◆ AIM
Update the data from its start through the line containing "tooltip-text: Typical: 2,795.09", replacing "fish-icon" with "fish-marker" and changing nothing else. Return only those lines.

◆ MATERIAL
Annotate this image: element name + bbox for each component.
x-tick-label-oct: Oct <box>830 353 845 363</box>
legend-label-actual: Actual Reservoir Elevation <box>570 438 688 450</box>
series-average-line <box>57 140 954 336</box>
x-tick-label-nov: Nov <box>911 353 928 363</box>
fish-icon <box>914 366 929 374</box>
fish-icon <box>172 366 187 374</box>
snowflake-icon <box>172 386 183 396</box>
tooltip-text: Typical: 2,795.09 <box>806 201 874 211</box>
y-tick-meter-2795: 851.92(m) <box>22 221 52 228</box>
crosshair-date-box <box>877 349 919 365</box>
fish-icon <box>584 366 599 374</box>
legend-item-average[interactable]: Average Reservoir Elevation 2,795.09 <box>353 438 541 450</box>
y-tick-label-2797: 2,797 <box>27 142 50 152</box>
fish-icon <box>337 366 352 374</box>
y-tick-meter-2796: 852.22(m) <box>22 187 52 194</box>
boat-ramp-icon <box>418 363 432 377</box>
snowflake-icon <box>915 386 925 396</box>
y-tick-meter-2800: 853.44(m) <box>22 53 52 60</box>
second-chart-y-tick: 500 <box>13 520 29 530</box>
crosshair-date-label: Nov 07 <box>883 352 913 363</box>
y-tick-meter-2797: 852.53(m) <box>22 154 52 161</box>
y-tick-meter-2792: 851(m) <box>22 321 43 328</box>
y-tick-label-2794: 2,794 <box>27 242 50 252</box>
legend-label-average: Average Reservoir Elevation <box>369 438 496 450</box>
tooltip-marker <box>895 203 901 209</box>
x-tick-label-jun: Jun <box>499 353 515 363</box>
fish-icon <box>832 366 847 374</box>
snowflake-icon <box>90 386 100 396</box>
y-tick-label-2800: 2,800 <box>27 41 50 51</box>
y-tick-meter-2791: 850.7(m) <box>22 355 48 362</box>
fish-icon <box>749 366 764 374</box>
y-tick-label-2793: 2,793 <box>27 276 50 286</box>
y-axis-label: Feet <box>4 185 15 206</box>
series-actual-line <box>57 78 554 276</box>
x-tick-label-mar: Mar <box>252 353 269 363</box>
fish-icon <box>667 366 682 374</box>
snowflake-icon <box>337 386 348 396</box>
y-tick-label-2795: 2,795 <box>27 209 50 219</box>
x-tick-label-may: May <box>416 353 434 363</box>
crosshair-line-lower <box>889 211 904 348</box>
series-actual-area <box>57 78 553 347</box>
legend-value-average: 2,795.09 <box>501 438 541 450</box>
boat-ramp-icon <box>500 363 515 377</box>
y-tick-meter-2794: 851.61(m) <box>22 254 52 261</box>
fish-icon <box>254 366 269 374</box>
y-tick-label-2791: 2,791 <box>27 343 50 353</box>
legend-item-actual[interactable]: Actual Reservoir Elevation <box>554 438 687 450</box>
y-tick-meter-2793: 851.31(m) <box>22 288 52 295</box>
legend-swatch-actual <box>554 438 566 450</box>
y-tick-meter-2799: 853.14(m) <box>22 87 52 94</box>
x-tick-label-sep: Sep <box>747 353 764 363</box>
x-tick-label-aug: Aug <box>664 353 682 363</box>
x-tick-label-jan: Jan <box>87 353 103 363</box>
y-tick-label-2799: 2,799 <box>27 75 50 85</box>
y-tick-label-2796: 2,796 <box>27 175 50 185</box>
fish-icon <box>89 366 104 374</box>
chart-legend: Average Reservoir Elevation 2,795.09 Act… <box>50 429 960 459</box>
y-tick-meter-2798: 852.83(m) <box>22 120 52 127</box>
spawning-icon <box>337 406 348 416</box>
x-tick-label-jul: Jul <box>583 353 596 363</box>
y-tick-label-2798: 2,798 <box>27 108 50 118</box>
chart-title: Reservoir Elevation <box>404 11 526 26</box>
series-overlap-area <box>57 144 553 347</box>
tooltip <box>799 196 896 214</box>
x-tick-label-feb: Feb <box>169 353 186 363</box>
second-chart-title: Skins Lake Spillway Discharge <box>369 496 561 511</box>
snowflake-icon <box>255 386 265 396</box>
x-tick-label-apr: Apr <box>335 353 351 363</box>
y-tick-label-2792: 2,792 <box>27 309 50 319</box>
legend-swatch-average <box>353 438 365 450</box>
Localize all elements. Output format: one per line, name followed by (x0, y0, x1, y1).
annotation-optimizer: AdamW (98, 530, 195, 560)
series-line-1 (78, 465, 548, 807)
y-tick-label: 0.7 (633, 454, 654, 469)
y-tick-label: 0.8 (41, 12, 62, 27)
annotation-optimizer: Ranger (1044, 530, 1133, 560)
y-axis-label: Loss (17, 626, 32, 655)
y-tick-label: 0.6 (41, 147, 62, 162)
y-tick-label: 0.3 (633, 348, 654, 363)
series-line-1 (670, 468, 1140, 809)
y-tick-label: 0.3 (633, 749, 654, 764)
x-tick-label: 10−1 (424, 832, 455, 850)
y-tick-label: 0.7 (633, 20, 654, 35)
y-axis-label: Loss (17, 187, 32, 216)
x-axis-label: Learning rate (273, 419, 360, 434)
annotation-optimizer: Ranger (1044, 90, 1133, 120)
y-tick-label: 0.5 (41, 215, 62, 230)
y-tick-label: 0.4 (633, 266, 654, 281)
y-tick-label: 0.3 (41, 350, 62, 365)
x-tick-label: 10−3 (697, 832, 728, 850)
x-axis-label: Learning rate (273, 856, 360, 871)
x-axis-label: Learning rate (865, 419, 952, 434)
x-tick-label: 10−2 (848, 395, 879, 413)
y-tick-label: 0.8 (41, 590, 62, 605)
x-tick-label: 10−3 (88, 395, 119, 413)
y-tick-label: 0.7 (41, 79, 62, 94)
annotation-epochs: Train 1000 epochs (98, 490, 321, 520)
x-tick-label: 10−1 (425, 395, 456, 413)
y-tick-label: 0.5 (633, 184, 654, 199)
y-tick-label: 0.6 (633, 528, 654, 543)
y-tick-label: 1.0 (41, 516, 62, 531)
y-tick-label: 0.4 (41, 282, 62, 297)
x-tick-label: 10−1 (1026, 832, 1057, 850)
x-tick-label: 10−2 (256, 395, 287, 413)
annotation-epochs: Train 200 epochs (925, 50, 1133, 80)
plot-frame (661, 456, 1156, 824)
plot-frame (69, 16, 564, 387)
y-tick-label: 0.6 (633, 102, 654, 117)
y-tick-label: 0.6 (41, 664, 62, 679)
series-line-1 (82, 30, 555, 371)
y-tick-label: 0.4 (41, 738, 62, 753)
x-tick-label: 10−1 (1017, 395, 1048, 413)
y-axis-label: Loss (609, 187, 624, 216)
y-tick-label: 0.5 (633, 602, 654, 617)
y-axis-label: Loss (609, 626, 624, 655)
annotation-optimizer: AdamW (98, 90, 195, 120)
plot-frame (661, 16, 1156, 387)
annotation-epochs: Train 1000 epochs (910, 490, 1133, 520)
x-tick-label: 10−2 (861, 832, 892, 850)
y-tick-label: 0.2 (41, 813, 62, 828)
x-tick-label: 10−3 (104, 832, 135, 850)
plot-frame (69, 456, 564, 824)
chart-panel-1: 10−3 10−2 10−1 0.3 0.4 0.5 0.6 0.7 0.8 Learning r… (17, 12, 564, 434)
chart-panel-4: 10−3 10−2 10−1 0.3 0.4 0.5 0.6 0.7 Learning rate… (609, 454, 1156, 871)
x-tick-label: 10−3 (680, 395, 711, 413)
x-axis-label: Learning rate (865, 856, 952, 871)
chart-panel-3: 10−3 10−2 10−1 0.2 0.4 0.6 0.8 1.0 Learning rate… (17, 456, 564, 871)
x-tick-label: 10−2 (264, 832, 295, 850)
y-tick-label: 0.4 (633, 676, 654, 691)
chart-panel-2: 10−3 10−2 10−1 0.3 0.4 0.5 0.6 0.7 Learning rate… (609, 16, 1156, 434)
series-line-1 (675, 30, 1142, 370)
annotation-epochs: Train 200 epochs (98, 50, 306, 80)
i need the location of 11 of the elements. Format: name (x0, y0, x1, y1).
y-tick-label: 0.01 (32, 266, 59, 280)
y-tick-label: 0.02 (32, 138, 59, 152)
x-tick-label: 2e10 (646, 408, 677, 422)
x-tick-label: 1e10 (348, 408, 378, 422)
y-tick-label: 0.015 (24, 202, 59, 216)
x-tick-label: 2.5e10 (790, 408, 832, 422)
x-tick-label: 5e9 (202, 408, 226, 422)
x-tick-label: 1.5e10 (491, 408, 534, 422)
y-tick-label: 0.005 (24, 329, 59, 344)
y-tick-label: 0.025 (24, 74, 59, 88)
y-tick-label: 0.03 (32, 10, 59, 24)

◆ WRITTEN REPLY
Annotate this image: element name + bbox for each component.
x-tick-label-oct: Oct <box>830 353 845 363</box>
legend-label-actual: Actual Reservoir Elevation <box>570 438 688 450</box>
series-average-line <box>57 140 954 336</box>
x-tick-label-nov: Nov <box>911 353 928 363</box>
fish-marker <box>914 366 929 374</box>
fish-marker <box>172 366 187 374</box>
snowflake-icon <box>172 386 183 396</box>
tooltip-text: Typical: 2,795.09 <box>806 201 874 211</box>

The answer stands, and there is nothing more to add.